Reflections on: A New Vision for Staff Development

Introduction:

My favorite line in this article is a quote by Ann Lieberman: “What everyone appears to want for students, a wide array of learning opportunities that engage students in experiencing, creating, and solving real problems, using their own experiences, and working with others, is for some reason denied to teachers when they are learners.”  Engaged learning, one of the new buzzwords in education, is needed for teachers as well as students.

Article analysis:

Of the three powerful ideas that are mentioned in this article for school reform and staff development, I agree somewhat with the first two.  The first, Results-Driven Education, makes prefect sense to me.  Obviously, this is the direction that the state of Illinois is taking with the Praire State test.  I think it is good to know what you need to know.  However, I worry that this will lead to less creativity in schools.  I have seen the science section of the pilot Praire State test and as long as they stick to science reasoning questions, it will allow for a great deal of flexibility in the individual classrooms.  I do not worry about “teaching to the test” because the test is about thinking science and that it what every student needs.  However, the article alludes to the fact that “virtually all students can acquire the school’s valued outcomes provided they are given sufficient time and appropriate instruction.” The fact is there isn’t always enough time and students are not always in the class to get the appropriate instructions.  This same problem plagues staff development.  There isn’t enough time and not all the teachers are participating.

The second idea, System Thinking, really became important to our school in the last two years when we went on a block 8 schedule.  This schedule is very effective and lends itself well to my science labs; however, it has caused problems in other areas like math.  Instead of taking advantage of the engaged learning that this schedule offers, some teachers only concentrate on the problems it brings to their subject areas.  Instead of evaluating the effect of the block on the whole education of the student, sometimes we concentrate too much on “symptoms where the stress is greatest.”  Like this article suggests, staff development of system thinking is needed to overcome this.

The third idea, Constructivism, is one I do not accept as a practical reform for staff development.  Although in theory constructivism sounds great, in reality it is not easily achieved.  As a science teacher I have been exposed to constructivism as a teaching methodology and find it too impractical.  I steal the best ideas of this theory but do not follow it religiously because it is too slow.  It bores some of the faster students and never reaches some of the slower students.

Conclusion:

Of all the major shifts in staff development mentioned in this article I think the most important is that staff development cannot be considered a “frill” if educational reform is to take place.  Also, if we want engaged learning and creative thinking to take place in our students that is how we need to conduct our staff development.  After all most teachers teach like they learn.

## STUDY MATERIAL:
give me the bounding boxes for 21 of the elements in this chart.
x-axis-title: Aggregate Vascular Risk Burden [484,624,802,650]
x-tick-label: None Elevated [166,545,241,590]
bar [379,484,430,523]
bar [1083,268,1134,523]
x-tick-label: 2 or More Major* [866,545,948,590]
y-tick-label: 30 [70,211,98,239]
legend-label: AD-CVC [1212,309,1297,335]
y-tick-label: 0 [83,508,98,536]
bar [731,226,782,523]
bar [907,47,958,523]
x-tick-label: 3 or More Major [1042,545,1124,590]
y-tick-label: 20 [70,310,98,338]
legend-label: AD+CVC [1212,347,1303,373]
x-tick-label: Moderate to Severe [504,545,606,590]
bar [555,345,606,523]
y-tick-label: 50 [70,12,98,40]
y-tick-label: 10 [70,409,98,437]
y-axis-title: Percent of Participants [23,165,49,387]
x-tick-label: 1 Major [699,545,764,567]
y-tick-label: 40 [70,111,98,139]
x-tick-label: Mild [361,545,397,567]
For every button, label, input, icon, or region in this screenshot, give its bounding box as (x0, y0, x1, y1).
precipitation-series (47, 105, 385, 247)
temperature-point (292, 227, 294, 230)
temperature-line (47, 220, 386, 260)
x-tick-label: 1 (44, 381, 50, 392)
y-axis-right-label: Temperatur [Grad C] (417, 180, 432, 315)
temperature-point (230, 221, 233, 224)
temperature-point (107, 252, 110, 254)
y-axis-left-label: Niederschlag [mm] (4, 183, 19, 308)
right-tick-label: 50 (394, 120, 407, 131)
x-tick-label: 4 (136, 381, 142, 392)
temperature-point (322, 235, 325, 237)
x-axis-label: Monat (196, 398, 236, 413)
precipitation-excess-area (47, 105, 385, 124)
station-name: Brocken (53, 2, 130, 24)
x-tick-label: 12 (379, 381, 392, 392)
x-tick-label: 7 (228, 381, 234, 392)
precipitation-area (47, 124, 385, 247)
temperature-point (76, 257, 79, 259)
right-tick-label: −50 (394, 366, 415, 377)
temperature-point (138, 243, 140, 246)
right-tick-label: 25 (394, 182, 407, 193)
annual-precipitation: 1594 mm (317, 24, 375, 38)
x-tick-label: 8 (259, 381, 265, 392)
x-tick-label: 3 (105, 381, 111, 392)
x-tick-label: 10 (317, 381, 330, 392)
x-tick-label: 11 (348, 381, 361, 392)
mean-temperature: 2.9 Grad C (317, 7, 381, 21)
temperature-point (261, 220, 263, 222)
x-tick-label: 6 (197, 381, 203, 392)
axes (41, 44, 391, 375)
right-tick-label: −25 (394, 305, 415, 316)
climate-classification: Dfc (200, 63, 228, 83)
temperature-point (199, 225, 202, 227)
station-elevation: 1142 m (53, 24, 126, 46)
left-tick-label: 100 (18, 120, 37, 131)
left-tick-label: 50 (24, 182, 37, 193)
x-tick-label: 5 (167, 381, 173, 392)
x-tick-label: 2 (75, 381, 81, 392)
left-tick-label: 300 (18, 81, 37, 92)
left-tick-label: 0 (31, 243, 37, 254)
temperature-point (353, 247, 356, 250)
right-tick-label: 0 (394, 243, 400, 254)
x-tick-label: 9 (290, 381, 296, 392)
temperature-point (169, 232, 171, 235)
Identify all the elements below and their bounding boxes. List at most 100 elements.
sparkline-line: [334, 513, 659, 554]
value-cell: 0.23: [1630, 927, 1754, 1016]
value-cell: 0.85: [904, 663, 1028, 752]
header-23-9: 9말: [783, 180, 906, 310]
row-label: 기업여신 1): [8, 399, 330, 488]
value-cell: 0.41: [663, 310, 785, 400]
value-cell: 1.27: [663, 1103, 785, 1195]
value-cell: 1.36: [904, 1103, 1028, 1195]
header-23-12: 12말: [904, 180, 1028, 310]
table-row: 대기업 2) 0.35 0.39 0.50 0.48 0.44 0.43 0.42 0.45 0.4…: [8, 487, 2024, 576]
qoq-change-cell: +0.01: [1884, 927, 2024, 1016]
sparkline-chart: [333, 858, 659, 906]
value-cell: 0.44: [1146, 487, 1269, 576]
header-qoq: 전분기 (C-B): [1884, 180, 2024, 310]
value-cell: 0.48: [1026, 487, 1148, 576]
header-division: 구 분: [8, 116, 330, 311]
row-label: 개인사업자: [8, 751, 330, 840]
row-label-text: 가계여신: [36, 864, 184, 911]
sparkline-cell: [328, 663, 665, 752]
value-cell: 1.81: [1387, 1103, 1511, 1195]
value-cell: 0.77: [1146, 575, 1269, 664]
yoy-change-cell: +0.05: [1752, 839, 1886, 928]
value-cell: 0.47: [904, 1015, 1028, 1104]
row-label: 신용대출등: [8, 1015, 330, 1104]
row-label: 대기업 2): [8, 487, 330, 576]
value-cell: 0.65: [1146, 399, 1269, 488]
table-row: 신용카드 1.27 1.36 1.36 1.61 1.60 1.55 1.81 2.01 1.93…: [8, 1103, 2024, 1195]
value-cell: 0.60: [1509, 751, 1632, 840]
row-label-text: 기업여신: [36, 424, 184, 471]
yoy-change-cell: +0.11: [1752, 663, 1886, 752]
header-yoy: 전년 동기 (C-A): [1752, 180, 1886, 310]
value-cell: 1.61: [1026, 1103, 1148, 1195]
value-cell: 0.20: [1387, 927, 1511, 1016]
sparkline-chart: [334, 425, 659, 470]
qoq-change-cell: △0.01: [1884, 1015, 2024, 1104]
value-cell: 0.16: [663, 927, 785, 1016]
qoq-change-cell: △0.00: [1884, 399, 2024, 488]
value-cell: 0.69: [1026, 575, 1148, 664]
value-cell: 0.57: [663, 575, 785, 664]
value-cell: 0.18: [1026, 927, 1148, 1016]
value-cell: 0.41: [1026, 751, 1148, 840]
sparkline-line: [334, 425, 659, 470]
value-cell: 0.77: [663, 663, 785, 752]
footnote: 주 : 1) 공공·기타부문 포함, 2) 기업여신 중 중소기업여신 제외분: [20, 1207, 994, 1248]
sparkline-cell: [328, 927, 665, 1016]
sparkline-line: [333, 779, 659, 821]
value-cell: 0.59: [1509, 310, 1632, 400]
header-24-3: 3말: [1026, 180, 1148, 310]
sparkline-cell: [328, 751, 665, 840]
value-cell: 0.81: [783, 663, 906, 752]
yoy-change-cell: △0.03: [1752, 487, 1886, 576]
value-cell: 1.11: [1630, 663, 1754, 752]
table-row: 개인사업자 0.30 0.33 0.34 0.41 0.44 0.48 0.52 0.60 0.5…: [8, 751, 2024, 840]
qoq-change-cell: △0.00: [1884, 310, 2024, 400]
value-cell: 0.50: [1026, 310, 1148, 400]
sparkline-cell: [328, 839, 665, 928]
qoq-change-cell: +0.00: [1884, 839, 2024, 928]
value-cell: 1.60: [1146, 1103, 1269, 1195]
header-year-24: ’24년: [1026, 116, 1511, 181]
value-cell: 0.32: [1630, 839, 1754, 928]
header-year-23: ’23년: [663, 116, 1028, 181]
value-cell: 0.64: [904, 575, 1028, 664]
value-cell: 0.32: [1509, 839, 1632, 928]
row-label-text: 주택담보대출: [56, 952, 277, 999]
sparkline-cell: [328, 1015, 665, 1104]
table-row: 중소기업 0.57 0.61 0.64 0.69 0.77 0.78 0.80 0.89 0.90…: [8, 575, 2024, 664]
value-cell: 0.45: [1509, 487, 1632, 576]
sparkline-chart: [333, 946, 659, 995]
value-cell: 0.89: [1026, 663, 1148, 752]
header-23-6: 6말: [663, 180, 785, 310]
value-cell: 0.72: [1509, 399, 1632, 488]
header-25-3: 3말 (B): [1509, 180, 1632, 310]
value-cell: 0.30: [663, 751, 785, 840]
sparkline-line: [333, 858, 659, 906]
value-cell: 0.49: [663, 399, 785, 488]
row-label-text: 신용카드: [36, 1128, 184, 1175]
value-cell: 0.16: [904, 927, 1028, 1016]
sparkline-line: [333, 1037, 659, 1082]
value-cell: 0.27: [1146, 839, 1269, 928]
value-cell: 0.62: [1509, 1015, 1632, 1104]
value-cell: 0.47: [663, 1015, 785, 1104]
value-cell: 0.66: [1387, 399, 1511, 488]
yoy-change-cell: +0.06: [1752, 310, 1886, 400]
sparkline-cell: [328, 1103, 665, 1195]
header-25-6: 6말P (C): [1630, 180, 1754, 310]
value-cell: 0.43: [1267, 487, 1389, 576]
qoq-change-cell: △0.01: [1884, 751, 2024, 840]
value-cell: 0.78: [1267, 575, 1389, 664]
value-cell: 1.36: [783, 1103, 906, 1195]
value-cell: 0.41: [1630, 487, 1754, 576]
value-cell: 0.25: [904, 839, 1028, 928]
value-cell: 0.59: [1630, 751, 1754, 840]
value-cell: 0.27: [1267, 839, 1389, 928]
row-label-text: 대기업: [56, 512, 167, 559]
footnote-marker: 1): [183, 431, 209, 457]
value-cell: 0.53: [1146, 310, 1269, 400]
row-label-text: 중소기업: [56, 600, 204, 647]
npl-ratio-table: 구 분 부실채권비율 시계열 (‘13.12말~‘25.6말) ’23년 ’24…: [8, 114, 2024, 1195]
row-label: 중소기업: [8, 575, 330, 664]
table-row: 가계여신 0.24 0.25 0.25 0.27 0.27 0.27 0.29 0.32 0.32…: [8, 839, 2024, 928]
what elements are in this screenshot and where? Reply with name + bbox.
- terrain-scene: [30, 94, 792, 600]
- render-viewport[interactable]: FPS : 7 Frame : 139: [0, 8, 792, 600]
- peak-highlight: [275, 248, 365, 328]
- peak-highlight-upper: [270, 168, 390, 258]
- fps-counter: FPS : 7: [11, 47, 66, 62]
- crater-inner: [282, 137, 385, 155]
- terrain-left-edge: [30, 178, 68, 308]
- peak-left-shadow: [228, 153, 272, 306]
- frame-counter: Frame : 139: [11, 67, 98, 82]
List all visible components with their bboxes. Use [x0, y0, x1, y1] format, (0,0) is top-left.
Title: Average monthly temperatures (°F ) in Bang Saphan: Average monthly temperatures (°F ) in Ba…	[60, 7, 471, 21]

## STUDY QUESTIONS:
• A. In the reflection on staff development, what schedule did the writer's school adopt in the last two years?
• B. Transcribe the part of the reflection on staff development starting with "The third idea, Constructivism, is" and going on through "the slower students.".
• C. Does each statement agree with the reflection on staff development? Answer yes or no for each, and quote the words from the text that decide it.
(i) The writer accepts Constructivism as a practical reform for staff development.
(ii) The writer has seen the science section of the pilot Praire State test.
(iii) The block schedule has caused problems in math.

## SOLUTION LIST:
• A. A block 8 schedule.

• B.
The third idea, Constructivism, is one I do not accept as a practical reform for staff development.  Although in theory constructivism sounds great, in reality it is not easily achieved.  As a science teacher I have been exposed to constructivism as a teaching methodology and find it too impractical.  I steal the best ideas of this theory but do not follow it religiously because it is too slow.  It bores some of the faster students and never reaches some of the slower students.

• C.
(i) No: "The third idea, Constructivism, is one I do not accept as a practical reform for staff development."
(ii) Yes: "I have seen the science section of the pilot Praire State test"
(iii) Yes: "it has caused problems in other areas like math."